WORK REQUIRED: In the entries below, find the lines with the word "Retriever" and copy them.

RECORD EXTRACTS:
################

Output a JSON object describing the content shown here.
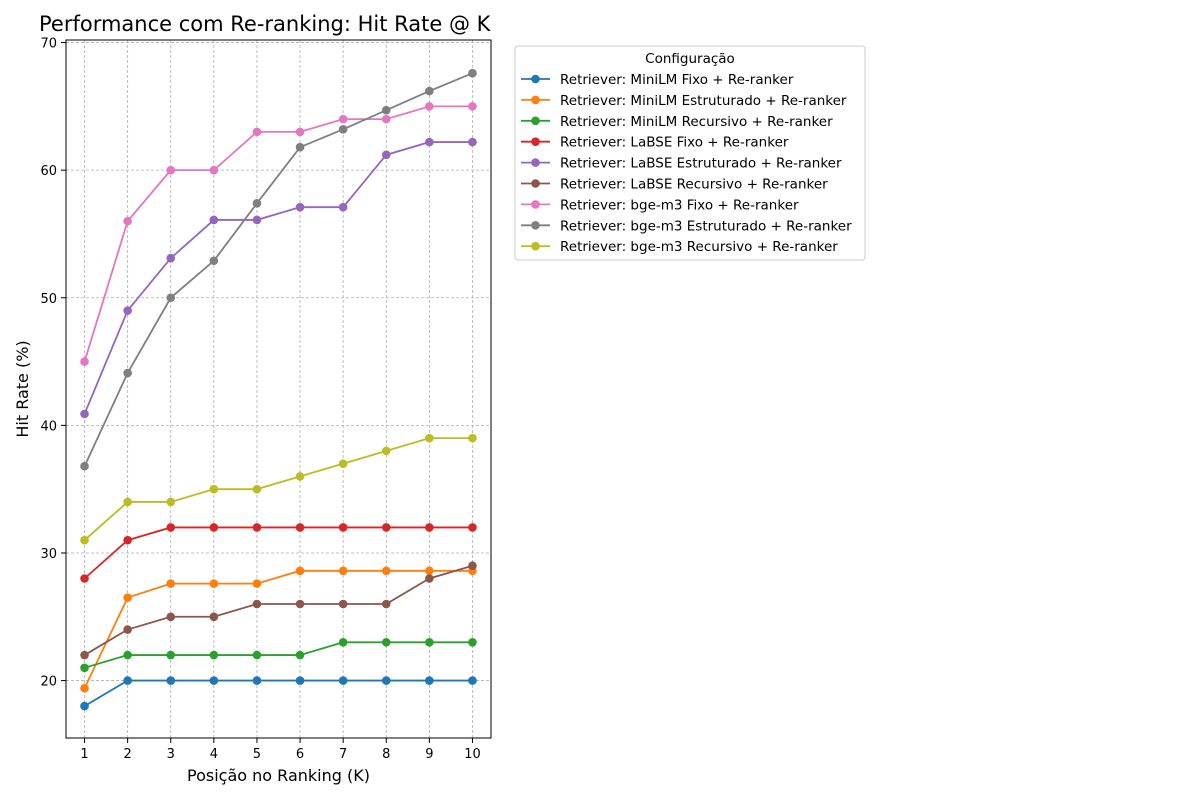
{
  "chart_data": {
    "type": "line",
    "title": "Performance com Re-ranking: Hit Rate @ K",
    "xlabel": "Posição no Ranking (K)",
    "ylabel": "Hit Rate (%)",
    "x": [
      1,
      2,
      3,
      4,
      5,
      6,
      7,
      8,
      9,
      10
    ],
    "xticks": [
      "1",
      "2",
      "3",
      "4",
      "5",
      "6",
      "7",
      "8",
      "9",
      "10"
    ],
    "yticks": [
      "20",
      "30",
      "40",
      "50",
      "60",
      "70"
    ],
    "xlim": [
      0.57,
      10.43
    ],
    "ylim": [
      15.5,
      70.2
    ],
    "grid": true,
    "legend_title": "Configuração",
    "legend_position": "outside-top-right",
    "series": [
      {
        "name": "Retriever: MiniLM Fixo + Re-ranker",
        "color": "#1f77b4",
        "values": [
          18,
          20,
          20,
          20,
          20,
          20,
          20,
          20,
          20,
          20
        ]
      },
      {
        "name": "Retriever: MiniLM Estruturado + Re-ranker",
        "color": "#ff7f0e",
        "values": [
          19.4,
          26.5,
          27.6,
          27.6,
          27.6,
          28.6,
          28.6,
          28.6,
          28.6,
          28.6
        ]
      },
      {
        "name": "Retriever: MiniLM Recursivo + Re-ranker",
        "color": "#2ca02c",
        "values": [
          21,
          22,
          22,
          22,
          22,
          22,
          23,
          23,
          23,
          23
        ]
      },
      {
        "name": "Retriever: LaBSE Fixo + Re-ranker",
        "color": "#d62728",
        "values": [
          28,
          31,
          32,
          32,
          32,
          32,
          32,
          32,
          32,
          32
        ]
      },
      {
        "name": "Retriever: LaBSE Estruturado + Re-ranker",
        "color": "#9467bd",
        "values": [
          40.9,
          49,
          53.1,
          56.1,
          56.1,
          57.1,
          57.1,
          61.2,
          62.2,
          62.2
        ]
      },
      {
        "name": "Retriever: LaBSE Recursivo + Re-ranker",
        "color": "#8c564b",
        "values": [
          22,
          24,
          25,
          25,
          26,
          26,
          26,
          26,
          28,
          29
        ]
      },
      {
        "name": "Retriever: bge-m3 Fixo + Re-ranker",
        "color": "#e377c2",
        "values": [
          45,
          56,
          60,
          60,
          63,
          63,
          64,
          64,
          65,
          65
        ]
      },
      {
        "name": "Retriever: bge-m3 Estruturado + Re-ranker",
        "color": "#7f7f7f",
        "values": [
          36.8,
          44.1,
          50,
          52.9,
          57.4,
          61.8,
          63.2,
          64.7,
          66.2,
          67.6
        ]
      },
      {
        "name": "Retriever: bge-m3 Recursivo + Re-ranker",
        "color": "#bcbd22",
        "values": [
          31,
          34,
          34,
          35,
          35,
          36,
          37,
          38,
          39,
          39
        ]
      }
    ]
  }
}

################

EXERCISE ANSWER:
        "name": "Retriever: MiniLM Fixo + Re-ranker",
        "name": "Retriever: MiniLM Estruturado + Re-ranker",
        "name": "Retriever: MiniLM Recursivo + Re-ranker",
        "name": "Retriever: LaBSE Fixo + Re-ranker",
        "name": "Retriever: LaBSE Estruturado + Re-ranker",
        "name": "Retriever: LaBSE Recursivo + Re-ranker",
        "name": "Retriever: bge-m3 Fixo + Re-ranker",
        "name": "Retriever: bge-m3 Estruturado + Re-ranker",
        "name": "Retriever: bge-m3 Recursivo + Re-ranker",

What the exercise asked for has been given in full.